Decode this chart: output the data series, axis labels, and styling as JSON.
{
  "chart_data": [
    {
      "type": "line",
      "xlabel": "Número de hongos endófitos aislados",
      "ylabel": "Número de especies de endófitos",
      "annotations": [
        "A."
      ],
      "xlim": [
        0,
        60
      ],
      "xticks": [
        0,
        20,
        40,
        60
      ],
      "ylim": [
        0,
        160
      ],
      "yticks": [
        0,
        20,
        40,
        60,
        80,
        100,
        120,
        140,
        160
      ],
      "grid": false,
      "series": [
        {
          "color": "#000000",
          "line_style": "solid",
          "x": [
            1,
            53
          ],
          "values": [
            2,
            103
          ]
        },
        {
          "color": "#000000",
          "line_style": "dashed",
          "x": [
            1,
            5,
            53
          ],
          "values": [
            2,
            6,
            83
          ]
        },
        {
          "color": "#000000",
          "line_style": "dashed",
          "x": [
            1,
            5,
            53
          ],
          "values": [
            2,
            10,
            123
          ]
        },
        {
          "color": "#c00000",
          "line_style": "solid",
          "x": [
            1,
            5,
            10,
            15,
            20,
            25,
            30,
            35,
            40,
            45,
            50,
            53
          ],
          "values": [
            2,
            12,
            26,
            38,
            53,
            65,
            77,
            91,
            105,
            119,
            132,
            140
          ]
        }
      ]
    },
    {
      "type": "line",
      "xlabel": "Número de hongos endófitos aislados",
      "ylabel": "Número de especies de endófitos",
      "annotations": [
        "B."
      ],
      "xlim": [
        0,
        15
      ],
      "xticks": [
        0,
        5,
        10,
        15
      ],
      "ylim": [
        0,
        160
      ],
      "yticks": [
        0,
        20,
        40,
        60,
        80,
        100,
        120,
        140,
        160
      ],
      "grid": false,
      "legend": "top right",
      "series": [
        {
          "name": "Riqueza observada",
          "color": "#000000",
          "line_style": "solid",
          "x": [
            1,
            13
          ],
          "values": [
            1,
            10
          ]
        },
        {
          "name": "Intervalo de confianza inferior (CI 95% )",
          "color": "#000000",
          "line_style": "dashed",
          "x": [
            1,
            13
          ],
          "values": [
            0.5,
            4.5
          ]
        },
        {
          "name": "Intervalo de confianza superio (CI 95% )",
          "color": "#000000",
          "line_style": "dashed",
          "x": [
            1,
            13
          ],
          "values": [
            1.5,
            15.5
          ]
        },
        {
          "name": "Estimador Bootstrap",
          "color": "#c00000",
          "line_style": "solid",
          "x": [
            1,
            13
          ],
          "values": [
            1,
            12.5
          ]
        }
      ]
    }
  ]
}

> EXERCISE REQUIREMENTS: Please repeat the listing above in full and exactly.

> TASK SOLUTION:
Decode this chart: output the data series, axis labels, and styling as JSON.
{
  "chart_data": [
    {
      "type": "line",
      "xlabel": "Número de hongos endófitos aislados",
      "ylabel": "Número de especies de endófitos",
      "annotations": [
        "A."
      ],
      "xlim": [
        0,
        60
      ],
      "xticks": [
        0,
        20,
        40,
        60
      ],
      "ylim": [
        0,
        160
      ],
      "yticks": [
        0,
        20,
        40,
        60,
        80,
        100,
        120,
        140,
        160
      ],
      "grid": false,
      "series": [
        {
          "color": "#000000",
          "line_style": "solid",
          "x": [
            1,
            53
          ],
          "values": [
            2,
            103
          ]
        },
        {
          "color": "#000000",
          "line_style": "dashed",
          "x": [
            1,
            5,
            53
          ],
          "values": [
            2,
            6,
            83
          ]
        },
        {
          "color": "#000000",
          "line_style": "dashed",
          "x": [
            1,
            5,
            53
          ],
          "values": [
            2,
            10,
            123
          ]
        },
        {
          "color": "#c00000",
          "line_style": "solid",
          "x": [
            1,
            5,
            10,
            15,
            20,
            25,
            30,
            35,
            40,
            45,
            50,
            53
          ],
          "values": [
            2,
            12,
            26,
            38,
            53,
            65,
            77,
            91,
            105,
            119,
            132,
            140
          ]
        }
      ]
    },
    {
      "type": "line",
      "xlabel": "Número de hongos endófitos aislados",
      "ylabel": "Número de especies de endófitos",
      "annotations": [
        "B."
      ],
      "xlim": [
        0,
        15
      ],
      "xticks": [
        0,
        5,
        10,
        15
      ],
      "ylim": [
        0,
        160
      ],
      "yticks": [
        0,
        20,
        40,
        60,
        80,
        100,
        120,
        140,
        160
      ],
      "grid": false,
      "legend": "top right",
      "series": [
        {
          "name": "Riqueza observada",
          "color": "#000000",
          "line_style": "solid",
          "x": [
            1,
            13
          ],
          "values": [
            1,
            10
          ]
        },
        {
          "name": "Intervalo de confianza inferior (CI 95% )",
          "color": "#000000",
          "line_style": "dashed",
          "x": [
            1,
            13
          ],
          "values": [
            0.5,
            4.5
          ]
        },
        {
          "name": "Intervalo de confianza superio (CI 95% )",
          "color": "#000000",
          "line_style": "dashed",
          "x": [
            1,
            13
          ],
          "values": [
            1.5,
            15.5
          ]
        },
        {
          "name": "Estimador Bootstrap",
          "color": "#c00000",
          "line_style": "solid",
          "x": [
            1,
            13
          ],
          "values": [
            1,
            12.5
          ]
        }
      ]
    }
  ]
}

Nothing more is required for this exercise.